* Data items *
= = = = = = =

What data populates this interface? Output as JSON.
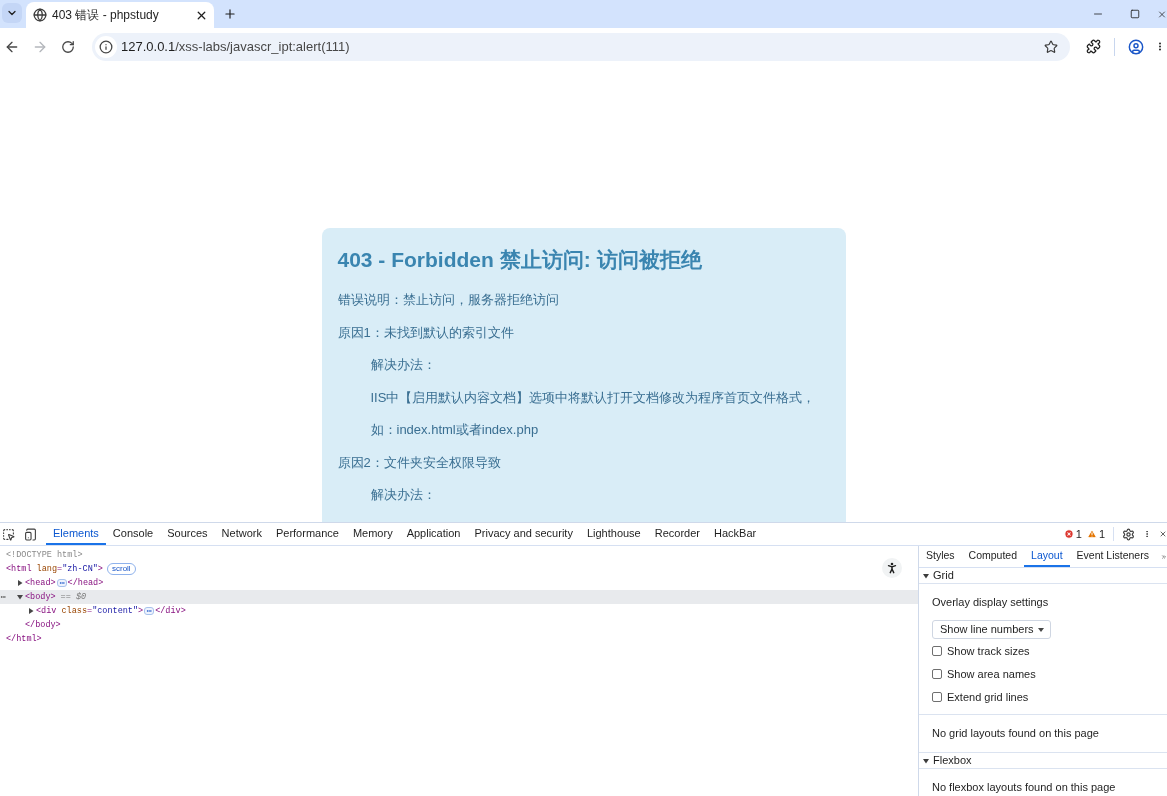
{
  "browser": {
    "tab_strip": {
      "tabs": [
        {
          "title": "403 错误 - phpstudy",
          "selected": true
        }
      ]
    },
    "toolbar": {
      "nav_buttons": [
        {
          "kind": "back",
          "disabled": false
        },
        {
          "kind": "forward",
          "disabled": true
        },
        {
          "kind": "reload",
          "disabled": false
        }
      ],
      "url": {
        "host": "127.0.0.1",
        "path": "/xss-labs/javascr_ipt:alert(111)"
      },
      "bookmarked": false
    }
  },
  "page": {
    "card": {
      "title": "403 - Forbidden 禁止访问: 访问被拒绝",
      "lines": [
        {
          "text": "错误说明：禁止访问，服务器拒绝访问",
          "indented": false
        },
        {
          "text": "原因1：未找到默认的索引文件",
          "indented": false
        },
        {
          "text": "解决办法：",
          "indented": true
        },
        {
          "text": "IIS中【启用默认内容文档】选项中将默认打开文档修改为程序首页文件格式，",
          "indented": true
        },
        {
          "text": "如：index.html或者index.php",
          "indented": true
        },
        {
          "text": "原因2：文件夹安全权限导致",
          "indented": false
        },
        {
          "text": "解决办法：",
          "indented": true
        }
      ]
    }
  },
  "devtools": {
    "tabs": [
      {
        "label": "Elements",
        "selected": true
      },
      {
        "label": "Console",
        "selected": false
      },
      {
        "label": "Sources",
        "selected": false
      },
      {
        "label": "Network",
        "selected": false
      },
      {
        "label": "Performance",
        "selected": false
      },
      {
        "label": "Memory",
        "selected": false
      },
      {
        "label": "Application",
        "selected": false
      },
      {
        "label": "Privacy and security",
        "selected": false
      },
      {
        "label": "Lighthouse",
        "selected": false
      },
      {
        "label": "Recorder",
        "selected": false
      },
      {
        "label": "HackBar",
        "selected": false
      }
    ],
    "errors": "1",
    "warnings": "1",
    "elements": {
      "dom_tree": [
        {
          "selected": false,
          "segments": [
            {
              "kind": "doctype",
              "text": "<!DOCTYPE html>"
            }
          ]
        },
        {
          "selected": false,
          "segments": [
            {
              "kind": "tag",
              "text": "<html"
            },
            {
              "kind": "attr_name",
              "text": " lang"
            },
            {
              "kind": "tag",
              "text": "="
            },
            {
              "kind": "attr_value",
              "text": "\"zh-CN\""
            },
            {
              "kind": "tag",
              "text": ">"
            },
            {
              "kind": "badge",
              "text": "scroll"
            }
          ],
          "closing": [
            {
              "kind": "tag",
              "text": "</html>"
            }
          ],
          "children": [
            {
              "selected": false,
              "expanded": false,
              "segments": [
                {
                  "kind": "tag",
                  "text": "<head>"
                },
                {
                  "kind": "ellipsis"
                },
                {
                  "kind": "tag",
                  "text": "</head>"
                }
              ]
            },
            {
              "selected": true,
              "expanded": true,
              "segments": [
                {
                  "kind": "tag",
                  "text": "<body>"
                },
                {
                  "kind": "marker",
                  "text": "== $0"
                }
              ],
              "closing": [
                {
                  "kind": "tag",
                  "text": "</body>"
                }
              ],
              "children": [
                {
                  "selected": false,
                  "expanded": false,
                  "segments": [
                    {
                      "kind": "tag",
                      "text": "<div"
                    },
                    {
                      "kind": "attr_name",
                      "text": " class"
                    },
                    {
                      "kind": "tag",
                      "text": "="
                    },
                    {
                      "kind": "attr_value",
                      "text": "\"content\""
                    },
                    {
                      "kind": "tag",
                      "text": ">"
                    },
                    {
                      "kind": "ellipsis"
                    },
                    {
                      "kind": "tag",
                      "text": "</div>"
                    }
                  ]
                }
              ]
            }
          ]
        }
      ]
    },
    "sidebar": {
      "tabs": [
        {
          "label": "Styles",
          "selected": false
        },
        {
          "label": "Computed",
          "selected": false
        },
        {
          "label": "Layout",
          "selected": true
        },
        {
          "label": "Event Listeners",
          "selected": false
        }
      ],
      "sections": [
        {
          "title": "Grid",
          "expanded": true,
          "settings_label": "Overlay display settings",
          "select": {
            "value": "Show line numbers"
          },
          "options": [
            {
              "label": "Show track sizes",
              "checked": false
            },
            {
              "label": "Show area names",
              "checked": false
            },
            {
              "label": "Extend grid lines",
              "checked": false
            }
          ],
          "empty_message": "No grid layouts found on this page"
        },
        {
          "title": "Flexbox",
          "expanded": true,
          "empty_message": "No flexbox layouts found on this page"
        }
      ]
    }
  }
}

= = = = = = =

* EXERCISE *
State the count of lines that contain the string "this". Nothing else is needed.

* THE RESPONSE *
3